[start Records for processing]

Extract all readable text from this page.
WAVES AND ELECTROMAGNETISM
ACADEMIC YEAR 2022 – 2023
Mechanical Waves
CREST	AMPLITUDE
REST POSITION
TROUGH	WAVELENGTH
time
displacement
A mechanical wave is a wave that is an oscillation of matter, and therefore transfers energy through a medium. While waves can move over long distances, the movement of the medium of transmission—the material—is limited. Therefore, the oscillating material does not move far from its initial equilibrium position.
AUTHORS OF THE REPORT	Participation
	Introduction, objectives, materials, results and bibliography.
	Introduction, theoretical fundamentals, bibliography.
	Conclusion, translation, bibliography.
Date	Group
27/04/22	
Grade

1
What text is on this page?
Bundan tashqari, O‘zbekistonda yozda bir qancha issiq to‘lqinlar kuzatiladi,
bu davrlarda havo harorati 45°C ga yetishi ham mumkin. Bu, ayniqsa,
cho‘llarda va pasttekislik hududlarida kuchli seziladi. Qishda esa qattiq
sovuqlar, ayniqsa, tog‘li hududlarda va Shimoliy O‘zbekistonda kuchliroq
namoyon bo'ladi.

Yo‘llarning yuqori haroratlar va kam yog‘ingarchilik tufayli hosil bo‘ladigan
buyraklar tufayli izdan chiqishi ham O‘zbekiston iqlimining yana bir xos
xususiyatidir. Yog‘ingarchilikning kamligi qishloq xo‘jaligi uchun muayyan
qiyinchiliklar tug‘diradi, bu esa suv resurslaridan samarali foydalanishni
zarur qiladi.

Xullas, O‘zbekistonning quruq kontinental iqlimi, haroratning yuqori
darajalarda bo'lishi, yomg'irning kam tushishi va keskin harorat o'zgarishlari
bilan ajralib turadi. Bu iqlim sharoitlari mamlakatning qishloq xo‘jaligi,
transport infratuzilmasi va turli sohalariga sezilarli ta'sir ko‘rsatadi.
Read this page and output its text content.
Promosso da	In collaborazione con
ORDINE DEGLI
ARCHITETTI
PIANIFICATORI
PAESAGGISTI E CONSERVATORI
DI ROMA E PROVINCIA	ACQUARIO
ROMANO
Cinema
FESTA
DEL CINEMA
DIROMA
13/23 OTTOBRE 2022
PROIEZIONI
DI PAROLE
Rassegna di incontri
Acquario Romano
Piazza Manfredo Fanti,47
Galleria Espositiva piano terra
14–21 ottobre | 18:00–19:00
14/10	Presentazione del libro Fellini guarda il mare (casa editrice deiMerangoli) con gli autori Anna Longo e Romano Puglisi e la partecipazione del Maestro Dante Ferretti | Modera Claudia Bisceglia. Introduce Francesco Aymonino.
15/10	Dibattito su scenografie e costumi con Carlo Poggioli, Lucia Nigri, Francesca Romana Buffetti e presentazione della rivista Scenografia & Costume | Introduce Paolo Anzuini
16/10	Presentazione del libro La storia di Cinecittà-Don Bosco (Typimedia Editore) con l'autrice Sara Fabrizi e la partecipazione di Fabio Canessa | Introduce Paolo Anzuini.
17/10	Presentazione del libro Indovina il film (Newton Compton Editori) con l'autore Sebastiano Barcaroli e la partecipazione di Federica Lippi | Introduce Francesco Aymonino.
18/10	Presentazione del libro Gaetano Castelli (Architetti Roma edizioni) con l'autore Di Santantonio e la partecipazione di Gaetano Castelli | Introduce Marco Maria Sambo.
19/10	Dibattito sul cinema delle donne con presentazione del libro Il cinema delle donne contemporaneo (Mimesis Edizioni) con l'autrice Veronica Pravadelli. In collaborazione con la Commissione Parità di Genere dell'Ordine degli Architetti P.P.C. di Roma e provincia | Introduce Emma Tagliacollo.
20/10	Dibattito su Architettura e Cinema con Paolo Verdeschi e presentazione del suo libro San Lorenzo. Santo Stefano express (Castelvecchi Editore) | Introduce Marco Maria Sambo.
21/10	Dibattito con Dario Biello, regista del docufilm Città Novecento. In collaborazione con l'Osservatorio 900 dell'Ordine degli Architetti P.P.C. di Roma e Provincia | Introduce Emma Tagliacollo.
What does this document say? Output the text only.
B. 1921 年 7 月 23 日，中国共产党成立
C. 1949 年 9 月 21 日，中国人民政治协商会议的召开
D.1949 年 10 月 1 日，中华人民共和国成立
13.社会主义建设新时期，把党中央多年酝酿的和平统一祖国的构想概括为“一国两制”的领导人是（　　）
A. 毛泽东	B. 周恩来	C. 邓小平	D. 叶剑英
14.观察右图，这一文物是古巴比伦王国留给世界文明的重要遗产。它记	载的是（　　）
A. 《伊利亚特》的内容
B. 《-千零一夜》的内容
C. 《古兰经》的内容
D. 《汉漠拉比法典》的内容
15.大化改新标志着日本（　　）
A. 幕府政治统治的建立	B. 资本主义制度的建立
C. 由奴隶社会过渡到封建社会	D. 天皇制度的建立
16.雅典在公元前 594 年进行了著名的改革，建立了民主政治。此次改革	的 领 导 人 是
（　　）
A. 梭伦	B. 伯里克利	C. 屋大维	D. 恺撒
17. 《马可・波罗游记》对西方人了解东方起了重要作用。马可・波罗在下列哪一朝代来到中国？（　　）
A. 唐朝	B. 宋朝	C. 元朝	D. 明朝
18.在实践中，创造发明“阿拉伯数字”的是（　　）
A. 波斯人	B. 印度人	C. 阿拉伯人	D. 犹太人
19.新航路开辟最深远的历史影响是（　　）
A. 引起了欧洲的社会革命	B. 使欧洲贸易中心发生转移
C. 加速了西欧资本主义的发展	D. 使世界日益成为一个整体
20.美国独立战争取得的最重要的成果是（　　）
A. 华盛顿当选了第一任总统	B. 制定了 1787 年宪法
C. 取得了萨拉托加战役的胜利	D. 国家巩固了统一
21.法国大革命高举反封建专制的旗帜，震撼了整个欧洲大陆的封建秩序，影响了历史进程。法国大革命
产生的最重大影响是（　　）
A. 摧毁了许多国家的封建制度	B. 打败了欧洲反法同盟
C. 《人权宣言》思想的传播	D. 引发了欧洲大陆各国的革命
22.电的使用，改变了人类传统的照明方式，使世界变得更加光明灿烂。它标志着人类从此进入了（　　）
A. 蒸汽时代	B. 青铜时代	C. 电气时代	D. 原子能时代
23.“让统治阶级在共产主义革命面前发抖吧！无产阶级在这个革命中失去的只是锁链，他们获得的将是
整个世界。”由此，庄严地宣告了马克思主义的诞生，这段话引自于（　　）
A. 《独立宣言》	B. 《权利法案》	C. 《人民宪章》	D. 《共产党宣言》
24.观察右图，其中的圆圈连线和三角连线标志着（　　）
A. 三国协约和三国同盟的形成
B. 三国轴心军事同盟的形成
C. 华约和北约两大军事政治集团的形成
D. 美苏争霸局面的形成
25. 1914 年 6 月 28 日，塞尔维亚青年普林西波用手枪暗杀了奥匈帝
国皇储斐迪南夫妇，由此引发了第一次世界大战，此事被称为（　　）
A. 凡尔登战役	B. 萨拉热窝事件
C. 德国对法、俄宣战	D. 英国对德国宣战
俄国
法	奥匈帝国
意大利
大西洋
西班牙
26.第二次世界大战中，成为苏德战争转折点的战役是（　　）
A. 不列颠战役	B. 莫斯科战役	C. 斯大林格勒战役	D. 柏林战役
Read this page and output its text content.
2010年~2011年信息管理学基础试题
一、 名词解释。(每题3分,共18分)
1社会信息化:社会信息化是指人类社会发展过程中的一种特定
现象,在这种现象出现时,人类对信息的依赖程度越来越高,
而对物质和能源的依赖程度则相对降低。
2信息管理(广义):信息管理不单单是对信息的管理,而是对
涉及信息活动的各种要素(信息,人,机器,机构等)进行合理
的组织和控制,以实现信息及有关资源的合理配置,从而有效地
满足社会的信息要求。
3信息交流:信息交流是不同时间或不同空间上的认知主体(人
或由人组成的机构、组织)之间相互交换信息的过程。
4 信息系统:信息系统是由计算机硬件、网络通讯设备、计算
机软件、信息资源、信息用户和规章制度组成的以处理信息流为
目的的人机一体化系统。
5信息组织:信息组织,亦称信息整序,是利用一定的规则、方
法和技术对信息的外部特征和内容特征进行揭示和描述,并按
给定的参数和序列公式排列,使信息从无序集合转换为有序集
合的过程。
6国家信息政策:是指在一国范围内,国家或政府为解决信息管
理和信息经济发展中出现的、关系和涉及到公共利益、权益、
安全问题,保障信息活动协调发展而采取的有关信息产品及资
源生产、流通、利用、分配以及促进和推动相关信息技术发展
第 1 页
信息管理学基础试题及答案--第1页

[end Records for processing]

Identify and copy lines that hold the string "Introduction".

Answer to the exercise:
	Introduction, objectives, materials, results and bibliography.
	Introduction, theoretical fundamentals, bibliography.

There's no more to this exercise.